+++ Data supplied +++

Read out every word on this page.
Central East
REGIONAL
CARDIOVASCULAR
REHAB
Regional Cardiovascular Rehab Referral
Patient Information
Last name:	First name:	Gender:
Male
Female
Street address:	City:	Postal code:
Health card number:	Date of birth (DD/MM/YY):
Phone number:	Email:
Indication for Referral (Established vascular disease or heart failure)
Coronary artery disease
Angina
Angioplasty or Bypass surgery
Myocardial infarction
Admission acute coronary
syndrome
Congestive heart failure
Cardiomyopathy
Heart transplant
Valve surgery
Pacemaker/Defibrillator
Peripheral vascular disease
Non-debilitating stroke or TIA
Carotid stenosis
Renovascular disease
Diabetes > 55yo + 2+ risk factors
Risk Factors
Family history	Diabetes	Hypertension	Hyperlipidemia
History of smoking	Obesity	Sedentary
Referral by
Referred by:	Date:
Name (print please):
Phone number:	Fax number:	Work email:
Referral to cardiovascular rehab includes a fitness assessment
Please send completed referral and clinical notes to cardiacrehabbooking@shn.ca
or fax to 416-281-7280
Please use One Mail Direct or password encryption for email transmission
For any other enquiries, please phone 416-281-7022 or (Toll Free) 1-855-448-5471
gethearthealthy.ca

+++

- _Given instruction_: Each entry is to be returned in full, character for character.

- _Answer in full_:
Read out every word on this page.
Central East
REGIONAL
CARDIOVASCULAR
REHAB
Regional Cardiovascular Rehab Referral
Patient Information
Last name:	First name:	Gender:
Male
Female
Street address:	City:	Postal code:
Health card number:	Date of birth (DD/MM/YY):
Phone number:	Email:
Indication for Referral (Established vascular disease or heart failure)
Coronary artery disease
Angina
Angioplasty or Bypass surgery
Myocardial infarction
Admission acute coronary
syndrome
Congestive heart failure
Cardiomyopathy
Heart transplant
Valve surgery
Pacemaker/Defibrillator
Peripheral vascular disease
Non-debilitating stroke or TIA
Carotid stenosis
Renovascular disease
Diabetes > 55yo + 2+ risk factors
Risk Factors
Family history	Diabetes	Hypertension	Hyperlipidemia
History of smoking	Obesity	Sedentary
Referral by
Referred by:	Date:
Name (print please):
Phone number:	Fax number:	Work email:
Referral to cardiovascular rehab includes a fitness assessment
Please send completed referral and clinical notes to cardiacrehabbooking@shn.ca
or fax to 416-281-7280
Please use One Mail Direct or password encryption for email transmission
For any other enquiries, please phone 416-281-7022 or (Toll Free) 1-855-448-5471
gethearthealthy.ca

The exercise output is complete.